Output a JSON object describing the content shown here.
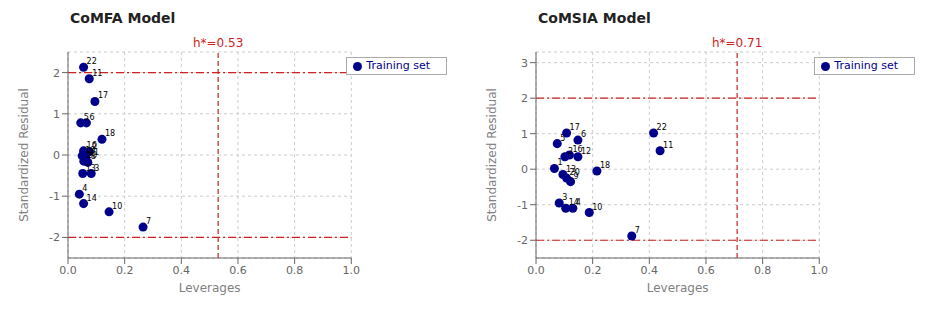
{
  "chart_data": [
    {
      "type": "scatter",
      "title": "CoMFA Model",
      "x_label": "Leverages",
      "y_label": "Standardized Residual",
      "xlim": [
        0.0,
        1.0
      ],
      "ylim": [
        -2.5,
        2.5
      ],
      "xticks": [
        {
          "value": 0.0,
          "label": "0.0"
        },
        0.2,
        0.4,
        0.6,
        0.8,
        {
          "value": 1.0,
          "label": "1.0"
        }
      ],
      "yticks": [
        -2,
        -1,
        0,
        1,
        2
      ],
      "grid": true,
      "legend": "upper right",
      "series": [
        {
          "name": "Training set",
          "color": "#00008b",
          "marker": "circle",
          "x": [
            0.055,
            0.075,
            0.095,
            0.045,
            0.065,
            0.12,
            0.055,
            0.075,
            0.05,
            0.063,
            0.056,
            0.07,
            0.052,
            0.082,
            0.04,
            0.055,
            0.145,
            0.265
          ],
          "y": [
            2.13,
            1.85,
            1.3,
            0.78,
            0.78,
            0.38,
            0.1,
            0.08,
            -0.02,
            -0.07,
            -0.15,
            -0.18,
            -0.45,
            -0.45,
            -0.95,
            -1.18,
            -1.38,
            -1.75
          ],
          "point_labels": [
            "22",
            "11",
            "17",
            "5",
            "6",
            "18",
            "16",
            "2",
            "19",
            "21",
            "20",
            "8",
            "13",
            "3",
            "4",
            "14",
            "10",
            "7"
          ]
        }
      ],
      "reference_lines": [
        {
          "axis": "y",
          "value": 2.0,
          "color": "#cc2222",
          "line_style": "dashdot"
        },
        {
          "axis": "y",
          "value": -2.0,
          "color": "#cc2222",
          "line_style": "dashdot"
        },
        {
          "axis": "x",
          "value": 0.53,
          "label": "h*=0.53",
          "color": "#cc2222",
          "line_style": "dashed"
        }
      ]
    },
    {
      "type": "scatter",
      "title": "CoMSIA Model",
      "x_label": "Leverages",
      "y_label": "Standardized Residual",
      "xlim": [
        0.0,
        1.0
      ],
      "ylim": [
        -2.5,
        3.3
      ],
      "xticks": [
        {
          "value": 0.0,
          "label": "0.0"
        },
        0.2,
        0.4,
        0.6,
        0.8,
        {
          "value": 1.0,
          "label": "1.0"
        }
      ],
      "yticks": [
        -2,
        -1,
        0,
        1,
        2,
        3
      ],
      "grid": true,
      "legend": "upper right",
      "series": [
        {
          "name": "Training set",
          "color": "#00008b",
          "marker": "circle",
          "x": [
            0.108,
            0.148,
            0.075,
            0.415,
            0.438,
            0.102,
            0.118,
            0.148,
            0.215,
            0.065,
            0.095,
            0.108,
            0.122,
            0.082,
            0.105,
            0.13,
            0.188,
            0.338
          ],
          "y": [
            1.02,
            0.82,
            0.72,
            1.02,
            0.52,
            0.35,
            0.4,
            0.35,
            -0.05,
            0.02,
            -0.15,
            -0.25,
            -0.35,
            -0.95,
            -1.1,
            -1.1,
            -1.22,
            -1.88
          ],
          "point_labels": [
            "17",
            "6",
            "5",
            "22",
            "11",
            "2",
            "16",
            "12",
            "18",
            "1",
            "13",
            "20",
            "9",
            "3",
            "14",
            "4",
            "10",
            "7"
          ]
        }
      ],
      "reference_lines": [
        {
          "axis": "y",
          "value": 2.0,
          "color": "#cc2222",
          "line_style": "dashdot"
        },
        {
          "axis": "y",
          "value": -2.0,
          "color": "#cc2222",
          "line_style": "dashdot"
        },
        {
          "axis": "x",
          "value": 0.71,
          "label": "h*=0.71",
          "color": "#cc2222",
          "line_style": "dashed"
        }
      ]
    }
  ]
}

====================

DESCRIPTION OF THE TASK = Copy every record above exactly, leaving out any pictures.

OUTPUT FOR THIS EXERCISE =
Output a JSON object describing the content shown here.
{
  "chart_data": [
    {
      "type": "scatter",
      "title": "CoMFA Model",
      "x_label": "Leverages",
      "y_label": "Standardized Residual",
      "xlim": [
        0.0,
        1.0
      ],
      "ylim": [
        -2.5,
        2.5
      ],
      "xticks": [
        {
          "value": 0.0,
          "label": "0.0"
        },
        0.2,
        0.4,
        0.6,
        0.8,
        {
          "value": 1.0,
          "label": "1.0"
        }
      ],
      "yticks": [
        -2,
        -1,
        0,
        1,
        2
      ],
      "grid": true,
      "legend": "upper right",
      "series": [
        {
          "name": "Training set",
          "color": "#00008b",
          "marker": "circle",
          "x": [
            0.055,
            0.075,
            0.095,
            0.045,
            0.065,
            0.12,
            0.055,
            0.075,
            0.05,
            0.063,
            0.056,
            0.07,
            0.052,
            0.082,
            0.04,
            0.055,
            0.145,
            0.265
          ],
          "y": [
            2.13,
            1.85,
            1.3,
            0.78,
            0.78,
            0.38,
            0.1,
            0.08,
            -0.02,
            -0.07,
            -0.15,
            -0.18,
            -0.45,
            -0.45,
            -0.95,
            -1.18,
            -1.38,
            -1.75
          ],
          "point_labels": [
            "22",
            "11",
            "17",
            "5",
            "6",
            "18",
            "16",
            "2",
            "19",
            "21",
            "20",
            "8",
            "13",
            "3",
            "4",
            "14",
            "10",
            "7"
          ]
        }
      ],
      "reference_lines": [
        {
          "axis": "y",
          "value": 2.0,
          "color": "#cc2222",
          "line_style": "dashdot"
        },
        {
          "axis": "y",
          "value": -2.0,
          "color": "#cc2222",
          "line_style": "dashdot"
        },
        {
          "axis": "x",
          "value": 0.53,
          "label": "h*=0.53",
          "color": "#cc2222",
          "line_style": "dashed"
        }
      ]
    },
    {
      "type": "scatter",
      "title": "CoMSIA Model",
      "x_label": "Leverages",
      "y_label": "Standardized Residual",
      "xlim": [
        0.0,
        1.0
      ],
      "ylim": [
        -2.5,
        3.3
      ],
      "xticks": [
        {
          "value": 0.0,
          "label": "0.0"
        },
        0.2,
        0.4,
        0.6,
        0.8,
        {
          "value": 1.0,
          "label": "1.0"
        }
      ],
      "yticks": [
        -2,
        -1,
        0,
        1,
        2,
        3
      ],
      "grid": true,
      "legend": "upper right",
      "series": [
        {
          "name": "Training set",
          "color": "#00008b",
          "marker": "circle",
          "x": [
            0.108,
            0.148,
            0.075,
            0.415,
            0.438,
            0.102,
            0.118,
            0.148,
            0.215,
            0.065,
            0.095,
            0.108,
            0.122,
            0.082,
            0.105,
            0.13,
            0.188,
            0.338
          ],
          "y": [
            1.02,
            0.82,
            0.72,
            1.02,
            0.52,
            0.35,
            0.4,
            0.35,
            -0.05,
            0.02,
            -0.15,
            -0.25,
            -0.35,
            -0.95,
            -1.1,
            -1.1,
            -1.22,
            -1.88
          ],
          "point_labels": [
            "17",
            "6",
            "5",
            "22",
            "11",
            "2",
            "16",
            "12",
            "18",
            "1",
            "13",
            "20",
            "9",
            "3",
            "14",
            "4",
            "10",
            "7"
          ]
        }
      ],
      "reference_lines": [
        {
          "axis": "y",
          "value": 2.0,
          "color": "#cc2222",
          "line_style": "dashdot"
        },
        {
          "axis": "y",
          "value": -2.0,
          "color": "#cc2222",
          "line_style": "dashdot"
        },
        {
          "axis": "x",
          "value": 0.71,
          "label": "h*=0.71",
          "color": "#cc2222",
          "line_style": "dashed"
        }
      ]
    }
  ]
}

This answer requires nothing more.